• _Stored rows_

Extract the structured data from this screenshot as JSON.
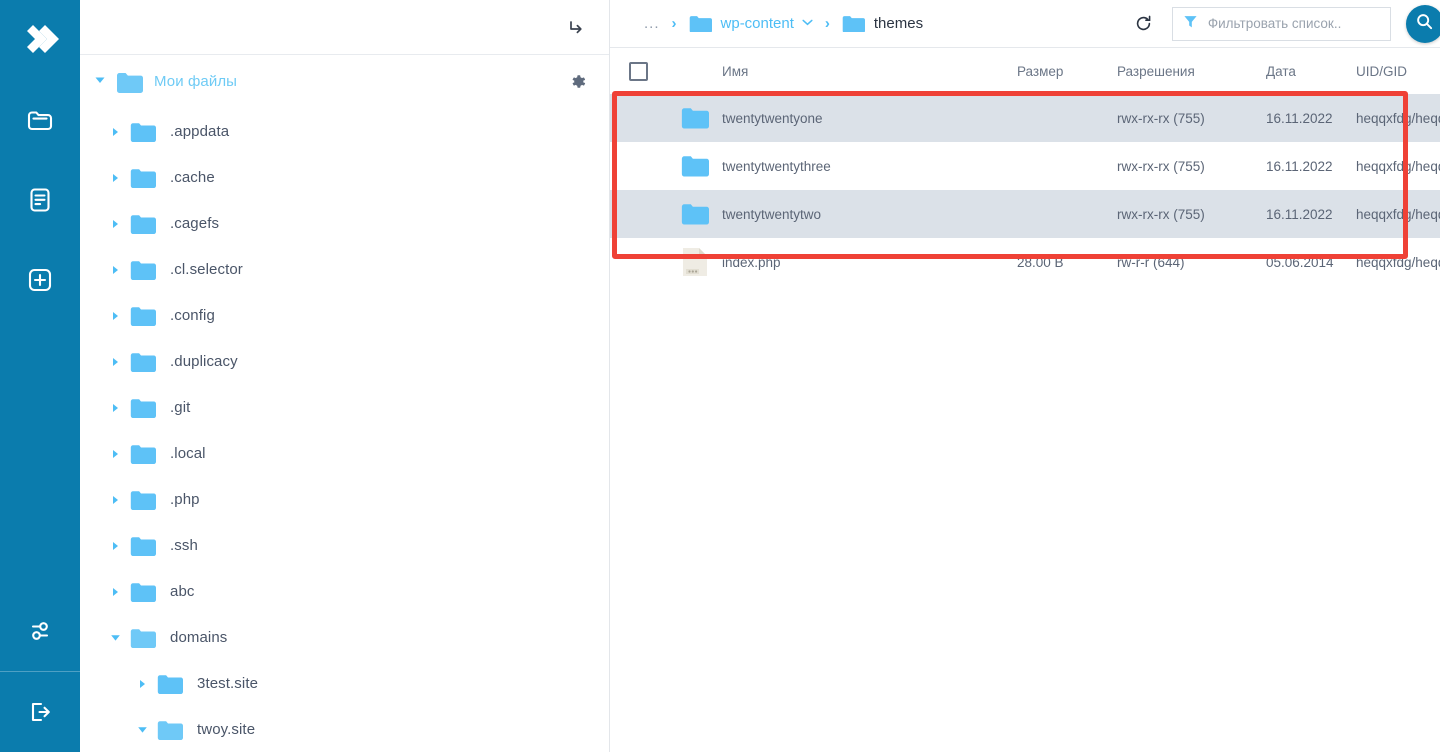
{
  "rail": {
    "items": [
      {
        "name": "logo",
        "icon": "double-chevron-right-logo-icon"
      },
      {
        "name": "file-manager",
        "icon": "folder-icon"
      },
      {
        "name": "logs",
        "icon": "document-lines-icon"
      },
      {
        "name": "add",
        "icon": "plus-square-icon"
      },
      {
        "name": "settings",
        "icon": "sliders-icon"
      },
      {
        "name": "logout",
        "icon": "logout-icon"
      }
    ]
  },
  "tree": {
    "header_icon": "enter-arrow-icon",
    "root": {
      "label": "Мои файлы",
      "expanded": true,
      "settings_icon": "gear-icon"
    },
    "items": [
      {
        "label": ".appdata",
        "depth": 1,
        "expanded": false
      },
      {
        "label": ".cache",
        "depth": 1,
        "expanded": false
      },
      {
        "label": ".cagefs",
        "depth": 1,
        "expanded": false
      },
      {
        "label": ".cl.selector",
        "depth": 1,
        "expanded": false
      },
      {
        "label": ".config",
        "depth": 1,
        "expanded": false
      },
      {
        "label": ".duplicacy",
        "depth": 1,
        "expanded": false
      },
      {
        "label": ".git",
        "depth": 1,
        "expanded": false
      },
      {
        "label": ".local",
        "depth": 1,
        "expanded": false
      },
      {
        "label": ".php",
        "depth": 1,
        "expanded": false
      },
      {
        "label": ".ssh",
        "depth": 1,
        "expanded": false
      },
      {
        "label": "abc",
        "depth": 1,
        "expanded": false
      },
      {
        "label": "domains",
        "depth": 1,
        "expanded": true
      },
      {
        "label": "3test.site",
        "depth": 2,
        "expanded": false
      },
      {
        "label": "twoy.site",
        "depth": 2,
        "expanded": true
      }
    ]
  },
  "breadcrumb": {
    "ellipsis": "...",
    "separator": "›",
    "items": [
      {
        "label": "wp-content",
        "current": false,
        "has_dropdown": true
      },
      {
        "label": "themes",
        "current": true,
        "has_dropdown": false
      }
    ]
  },
  "toolbar": {
    "refresh_icon": "refresh-icon",
    "filter_icon": "funnel-icon",
    "filter_placeholder": "Фильтровать список..",
    "filter_value": "",
    "search_icon": "search-icon"
  },
  "table": {
    "columns": {
      "name": "Имя",
      "size": "Размер",
      "permissions": "Разрешения",
      "date": "Дата",
      "uidgid": "UID/GID"
    },
    "rows": [
      {
        "icon": "folder-icon",
        "name": "twentytwentyone",
        "size": "",
        "permissions": "rwx-rx-rx (755)",
        "date": "16.11.2022",
        "uidgid": "heqqxfdg/heqqxfdg",
        "highlighted": true
      },
      {
        "icon": "folder-icon",
        "name": "twentytwentythree",
        "size": "",
        "permissions": "rwx-rx-rx (755)",
        "date": "16.11.2022",
        "uidgid": "heqqxfdg/heqqxfdg",
        "highlighted": false
      },
      {
        "icon": "folder-icon",
        "name": "twentytwentytwo",
        "size": "",
        "permissions": "rwx-rx-rx (755)",
        "date": "16.11.2022",
        "uidgid": "heqqxfdg/heqqxfdg",
        "highlighted": true
      },
      {
        "icon": "file-icon",
        "name": "index.php",
        "size": "28.00 B",
        "permissions": "rw-r-r (644)",
        "date": "05.06.2014",
        "uidgid": "heqqxfdg/heqqxfdg",
        "highlighted": false
      }
    ]
  },
  "annotation": {
    "shape": "rectangle",
    "color": "#ef4136"
  },
  "colors": {
    "rail_blue": "#0b7cad",
    "accent_blue": "#4dbdf5",
    "folder_blue": "#5ec2f7",
    "row_highlight": "#dbe1e8",
    "annotation_red": "#ef4136",
    "text_dark": "#2b3442",
    "text_muted": "#6b7687"
  }
}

• _What this task involves_
Leave out the pictures and print every line of the data exactly.

• _Task solution_
Extract the structured data from this screenshot as JSON.
{
  "rail": {
    "items": [
      {
        "name": "logo",
        "icon": "double-chevron-right-logo-icon"
      },
      {
        "name": "file-manager",
        "icon": "folder-icon"
      },
      {
        "name": "logs",
        "icon": "document-lines-icon"
      },
      {
        "name": "add",
        "icon": "plus-square-icon"
      },
      {
        "name": "settings",
        "icon": "sliders-icon"
      },
      {
        "name": "logout",
        "icon": "logout-icon"
      }
    ]
  },
  "tree": {
    "header_icon": "enter-arrow-icon",
    "root": {
      "label": "Мои файлы",
      "expanded": true,
      "settings_icon": "gear-icon"
    },
    "items": [
      {
        "label": ".appdata",
        "depth": 1,
        "expanded": false
      },
      {
        "label": ".cache",
        "depth": 1,
        "expanded": false
      },
      {
        "label": ".cagefs",
        "depth": 1,
        "expanded": false
      },
      {
        "label": ".cl.selector",
        "depth": 1,
        "expanded": false
      },
      {
        "label": ".config",
        "depth": 1,
        "expanded": false
      },
      {
        "label": ".duplicacy",
        "depth": 1,
        "expanded": false
      },
      {
        "label": ".git",
        "depth": 1,
        "expanded": false
      },
      {
        "label": ".local",
        "depth": 1,
        "expanded": false
      },
      {
        "label": ".php",
        "depth": 1,
        "expanded": false
      },
      {
        "label": ".ssh",
        "depth": 1,
        "expanded": false
      },
      {
        "label": "abc",
        "depth": 1,
        "expanded": false
      },
      {
        "label": "domains",
        "depth": 1,
        "expanded": true
      },
      {
        "label": "3test.site",
        "depth": 2,
        "expanded": false
      },
      {
        "label": "twoy.site",
        "depth": 2,
        "expanded": true
      }
    ]
  },
  "breadcrumb": {
    "ellipsis": "...",
    "separator": "›",
    "items": [
      {
        "label": "wp-content",
        "current": false,
        "has_dropdown": true
      },
      {
        "label": "themes",
        "current": true,
        "has_dropdown": false
      }
    ]
  },
  "toolbar": {
    "refresh_icon": "refresh-icon",
    "filter_icon": "funnel-icon",
    "filter_placeholder": "Фильтровать список..",
    "filter_value": "",
    "search_icon": "search-icon"
  },
  "table": {
    "columns": {
      "name": "Имя",
      "size": "Размер",
      "permissions": "Разрешения",
      "date": "Дата",
      "uidgid": "UID/GID"
    },
    "rows": [
      {
        "icon": "folder-icon",
        "name": "twentytwentyone",
        "size": "",
        "permissions": "rwx-rx-rx (755)",
        "date": "16.11.2022",
        "uidgid": "heqqxfdg/heqqxfdg",
        "highlighted": true
      },
      {
        "icon": "folder-icon",
        "name": "twentytwentythree",
        "size": "",
        "permissions": "rwx-rx-rx (755)",
        "date": "16.11.2022",
        "uidgid": "heqqxfdg/heqqxfdg",
        "highlighted": false
      },
      {
        "icon": "folder-icon",
        "name": "twentytwentytwo",
        "size": "",
        "permissions": "rwx-rx-rx (755)",
        "date": "16.11.2022",
        "uidgid": "heqqxfdg/heqqxfdg",
        "highlighted": true
      },
      {
        "icon": "file-icon",
        "name": "index.php",
        "size": "28.00 B",
        "permissions": "rw-r-r (644)",
        "date": "05.06.2014",
        "uidgid": "heqqxfdg/heqqxfdg",
        "highlighted": false
      }
    ]
  },
  "annotation": {
    "shape": "rectangle",
    "color": "#ef4136"
  },
  "colors": {
    "rail_blue": "#0b7cad",
    "accent_blue": "#4dbdf5",
    "folder_blue": "#5ec2f7",
    "row_highlight": "#dbe1e8",
    "annotation_red": "#ef4136",
    "text_dark": "#2b3442",
    "text_muted": "#6b7687"
  }
}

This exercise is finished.